#### Task prompt
Track down the lines that contain "Betriebswirtschaftslehre" and copy them.

-*-

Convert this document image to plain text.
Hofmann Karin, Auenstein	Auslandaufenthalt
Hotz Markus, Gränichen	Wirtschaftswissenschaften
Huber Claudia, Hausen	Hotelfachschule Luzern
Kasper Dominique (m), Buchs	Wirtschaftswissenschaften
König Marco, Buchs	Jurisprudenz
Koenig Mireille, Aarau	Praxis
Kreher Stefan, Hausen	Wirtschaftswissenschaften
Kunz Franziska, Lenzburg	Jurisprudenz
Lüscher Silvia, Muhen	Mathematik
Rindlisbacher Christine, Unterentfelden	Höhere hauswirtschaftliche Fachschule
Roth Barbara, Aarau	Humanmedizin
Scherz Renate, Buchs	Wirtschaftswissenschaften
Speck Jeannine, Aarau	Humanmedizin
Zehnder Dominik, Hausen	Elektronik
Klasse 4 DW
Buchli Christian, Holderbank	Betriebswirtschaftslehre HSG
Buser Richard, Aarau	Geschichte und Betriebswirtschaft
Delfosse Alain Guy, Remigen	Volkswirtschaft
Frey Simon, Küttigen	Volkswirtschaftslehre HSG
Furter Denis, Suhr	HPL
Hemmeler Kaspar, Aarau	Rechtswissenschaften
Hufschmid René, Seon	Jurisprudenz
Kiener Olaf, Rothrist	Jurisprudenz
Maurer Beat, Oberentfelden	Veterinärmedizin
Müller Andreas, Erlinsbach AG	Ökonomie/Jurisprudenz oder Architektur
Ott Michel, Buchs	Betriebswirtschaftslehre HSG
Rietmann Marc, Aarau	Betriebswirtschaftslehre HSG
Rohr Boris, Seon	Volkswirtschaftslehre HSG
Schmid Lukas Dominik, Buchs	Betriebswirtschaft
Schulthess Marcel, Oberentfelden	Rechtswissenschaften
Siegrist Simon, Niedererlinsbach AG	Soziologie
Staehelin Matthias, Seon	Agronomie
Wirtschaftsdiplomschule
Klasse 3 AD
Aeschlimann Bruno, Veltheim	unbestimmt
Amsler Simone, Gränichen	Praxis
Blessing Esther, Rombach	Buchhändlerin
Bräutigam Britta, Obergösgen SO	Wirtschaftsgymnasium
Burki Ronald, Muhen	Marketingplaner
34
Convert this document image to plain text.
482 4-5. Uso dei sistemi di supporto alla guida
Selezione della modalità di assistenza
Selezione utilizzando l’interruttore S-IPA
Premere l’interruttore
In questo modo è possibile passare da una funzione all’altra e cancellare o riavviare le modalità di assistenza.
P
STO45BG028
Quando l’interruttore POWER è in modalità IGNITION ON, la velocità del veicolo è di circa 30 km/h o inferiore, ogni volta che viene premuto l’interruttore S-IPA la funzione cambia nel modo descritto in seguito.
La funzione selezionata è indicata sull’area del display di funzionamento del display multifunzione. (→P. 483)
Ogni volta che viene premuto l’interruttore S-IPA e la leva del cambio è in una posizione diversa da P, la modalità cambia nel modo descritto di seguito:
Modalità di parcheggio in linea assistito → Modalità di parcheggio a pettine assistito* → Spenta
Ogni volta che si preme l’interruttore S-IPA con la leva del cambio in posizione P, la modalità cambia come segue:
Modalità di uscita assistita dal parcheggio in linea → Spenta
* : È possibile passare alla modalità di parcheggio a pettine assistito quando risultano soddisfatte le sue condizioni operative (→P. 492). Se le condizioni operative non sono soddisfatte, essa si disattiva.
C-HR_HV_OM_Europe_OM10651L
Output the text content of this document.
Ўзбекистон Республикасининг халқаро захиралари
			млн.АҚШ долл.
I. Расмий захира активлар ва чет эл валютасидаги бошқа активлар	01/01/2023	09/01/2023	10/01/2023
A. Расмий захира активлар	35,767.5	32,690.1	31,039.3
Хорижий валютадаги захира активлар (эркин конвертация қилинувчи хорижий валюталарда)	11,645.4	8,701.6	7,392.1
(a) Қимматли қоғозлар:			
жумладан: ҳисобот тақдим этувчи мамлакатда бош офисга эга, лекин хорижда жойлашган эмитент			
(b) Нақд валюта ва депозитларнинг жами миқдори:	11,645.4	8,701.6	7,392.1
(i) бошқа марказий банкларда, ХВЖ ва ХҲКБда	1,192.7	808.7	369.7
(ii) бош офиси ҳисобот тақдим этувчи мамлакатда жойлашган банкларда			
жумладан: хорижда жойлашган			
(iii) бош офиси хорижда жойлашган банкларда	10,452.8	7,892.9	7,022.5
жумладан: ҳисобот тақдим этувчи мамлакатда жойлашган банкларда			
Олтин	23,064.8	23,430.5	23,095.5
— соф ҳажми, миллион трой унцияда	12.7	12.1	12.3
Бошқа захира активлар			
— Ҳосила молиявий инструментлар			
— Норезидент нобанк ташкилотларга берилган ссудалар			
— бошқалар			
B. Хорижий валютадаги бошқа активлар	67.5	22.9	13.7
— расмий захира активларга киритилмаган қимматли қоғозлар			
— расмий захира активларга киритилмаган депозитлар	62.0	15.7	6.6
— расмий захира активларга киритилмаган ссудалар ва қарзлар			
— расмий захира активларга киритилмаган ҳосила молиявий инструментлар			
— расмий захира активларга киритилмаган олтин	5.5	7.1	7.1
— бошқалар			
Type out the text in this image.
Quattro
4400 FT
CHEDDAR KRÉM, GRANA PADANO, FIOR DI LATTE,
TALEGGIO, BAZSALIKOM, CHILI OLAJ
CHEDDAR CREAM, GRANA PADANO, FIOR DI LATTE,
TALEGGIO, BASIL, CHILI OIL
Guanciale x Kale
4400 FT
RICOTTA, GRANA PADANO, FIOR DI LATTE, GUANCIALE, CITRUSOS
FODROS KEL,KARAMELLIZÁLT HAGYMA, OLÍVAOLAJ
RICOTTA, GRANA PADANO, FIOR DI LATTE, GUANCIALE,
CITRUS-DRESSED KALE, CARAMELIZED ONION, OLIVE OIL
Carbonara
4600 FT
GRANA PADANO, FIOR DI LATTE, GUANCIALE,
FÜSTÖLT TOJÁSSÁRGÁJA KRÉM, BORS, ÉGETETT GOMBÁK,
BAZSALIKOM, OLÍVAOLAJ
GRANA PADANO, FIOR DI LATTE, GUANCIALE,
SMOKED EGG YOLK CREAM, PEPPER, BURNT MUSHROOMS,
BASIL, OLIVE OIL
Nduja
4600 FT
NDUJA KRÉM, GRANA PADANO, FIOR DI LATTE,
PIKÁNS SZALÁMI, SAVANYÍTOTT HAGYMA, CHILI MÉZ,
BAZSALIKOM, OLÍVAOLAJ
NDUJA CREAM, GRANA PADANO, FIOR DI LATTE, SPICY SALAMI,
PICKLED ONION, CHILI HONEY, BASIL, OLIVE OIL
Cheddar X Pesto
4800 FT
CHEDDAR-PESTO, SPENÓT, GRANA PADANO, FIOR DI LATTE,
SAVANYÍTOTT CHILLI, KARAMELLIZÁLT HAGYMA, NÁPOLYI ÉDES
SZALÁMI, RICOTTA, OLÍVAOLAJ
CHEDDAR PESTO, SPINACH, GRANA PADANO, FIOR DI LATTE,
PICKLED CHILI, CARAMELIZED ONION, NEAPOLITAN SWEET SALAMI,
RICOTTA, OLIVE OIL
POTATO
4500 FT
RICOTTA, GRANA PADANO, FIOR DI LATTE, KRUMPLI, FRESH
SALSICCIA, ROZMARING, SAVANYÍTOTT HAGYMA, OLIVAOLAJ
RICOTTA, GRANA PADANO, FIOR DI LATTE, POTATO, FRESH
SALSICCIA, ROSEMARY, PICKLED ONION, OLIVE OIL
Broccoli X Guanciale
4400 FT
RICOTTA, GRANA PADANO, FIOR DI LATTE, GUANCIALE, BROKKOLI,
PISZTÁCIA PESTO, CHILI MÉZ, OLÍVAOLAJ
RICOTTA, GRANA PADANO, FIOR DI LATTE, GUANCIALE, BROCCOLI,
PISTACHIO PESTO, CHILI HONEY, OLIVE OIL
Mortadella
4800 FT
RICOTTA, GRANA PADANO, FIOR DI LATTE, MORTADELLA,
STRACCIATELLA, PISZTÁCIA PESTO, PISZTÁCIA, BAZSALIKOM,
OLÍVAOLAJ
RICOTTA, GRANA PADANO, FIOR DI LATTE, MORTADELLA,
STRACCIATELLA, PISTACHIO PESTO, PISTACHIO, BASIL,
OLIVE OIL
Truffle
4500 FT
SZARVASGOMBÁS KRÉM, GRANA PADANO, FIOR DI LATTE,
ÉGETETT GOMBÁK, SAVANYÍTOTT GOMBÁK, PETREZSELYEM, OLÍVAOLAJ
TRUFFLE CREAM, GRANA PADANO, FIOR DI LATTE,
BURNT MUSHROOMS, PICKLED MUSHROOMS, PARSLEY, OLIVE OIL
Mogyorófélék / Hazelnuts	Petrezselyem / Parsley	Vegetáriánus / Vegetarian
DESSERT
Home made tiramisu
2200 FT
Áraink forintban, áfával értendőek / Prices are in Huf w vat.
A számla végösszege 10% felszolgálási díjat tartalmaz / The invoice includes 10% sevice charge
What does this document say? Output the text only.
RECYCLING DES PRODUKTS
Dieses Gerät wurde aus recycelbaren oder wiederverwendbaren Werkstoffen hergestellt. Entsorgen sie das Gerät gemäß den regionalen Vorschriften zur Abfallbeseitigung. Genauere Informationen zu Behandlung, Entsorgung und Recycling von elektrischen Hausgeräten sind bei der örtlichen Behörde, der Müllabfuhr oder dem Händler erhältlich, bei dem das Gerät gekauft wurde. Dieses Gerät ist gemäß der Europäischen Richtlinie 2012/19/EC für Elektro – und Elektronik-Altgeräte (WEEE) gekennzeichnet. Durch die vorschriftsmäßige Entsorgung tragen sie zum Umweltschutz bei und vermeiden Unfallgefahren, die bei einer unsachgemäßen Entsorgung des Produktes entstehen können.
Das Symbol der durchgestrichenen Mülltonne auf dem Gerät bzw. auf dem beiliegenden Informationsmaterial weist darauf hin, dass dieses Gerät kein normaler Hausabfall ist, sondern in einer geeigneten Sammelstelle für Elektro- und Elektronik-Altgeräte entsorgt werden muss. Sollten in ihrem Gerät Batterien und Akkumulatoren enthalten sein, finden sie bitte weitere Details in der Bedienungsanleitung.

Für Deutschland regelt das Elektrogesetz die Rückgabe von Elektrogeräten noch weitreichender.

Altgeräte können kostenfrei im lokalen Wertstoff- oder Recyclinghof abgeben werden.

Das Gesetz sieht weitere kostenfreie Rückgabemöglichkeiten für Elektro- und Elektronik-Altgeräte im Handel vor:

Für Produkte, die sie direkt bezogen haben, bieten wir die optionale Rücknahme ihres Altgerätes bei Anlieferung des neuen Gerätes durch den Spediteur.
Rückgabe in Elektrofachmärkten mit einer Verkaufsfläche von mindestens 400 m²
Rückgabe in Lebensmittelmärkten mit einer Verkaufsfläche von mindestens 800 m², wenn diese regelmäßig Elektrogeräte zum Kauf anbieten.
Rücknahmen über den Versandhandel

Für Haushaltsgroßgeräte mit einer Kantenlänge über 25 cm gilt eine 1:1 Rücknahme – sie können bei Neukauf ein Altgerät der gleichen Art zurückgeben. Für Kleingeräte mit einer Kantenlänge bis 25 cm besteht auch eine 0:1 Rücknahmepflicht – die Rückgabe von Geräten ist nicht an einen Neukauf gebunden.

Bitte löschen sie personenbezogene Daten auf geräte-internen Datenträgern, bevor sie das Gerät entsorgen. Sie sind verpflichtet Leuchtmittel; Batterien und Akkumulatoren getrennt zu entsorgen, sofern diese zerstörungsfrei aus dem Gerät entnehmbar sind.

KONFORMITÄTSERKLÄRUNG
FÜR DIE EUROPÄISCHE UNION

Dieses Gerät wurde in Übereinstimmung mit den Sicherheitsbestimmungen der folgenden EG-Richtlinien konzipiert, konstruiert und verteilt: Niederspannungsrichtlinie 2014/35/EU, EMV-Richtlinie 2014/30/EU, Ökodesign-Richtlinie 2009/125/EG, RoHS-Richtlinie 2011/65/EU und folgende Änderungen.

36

-*-

#### Exercise response
Buchli Christian, Holderbank	Betriebswirtschaftslehre HSG
Ott Michel, Buchs	Betriebswirtschaftslehre HSG
Rietmann Marc, Aarau	Betriebswirtschaftslehre HSG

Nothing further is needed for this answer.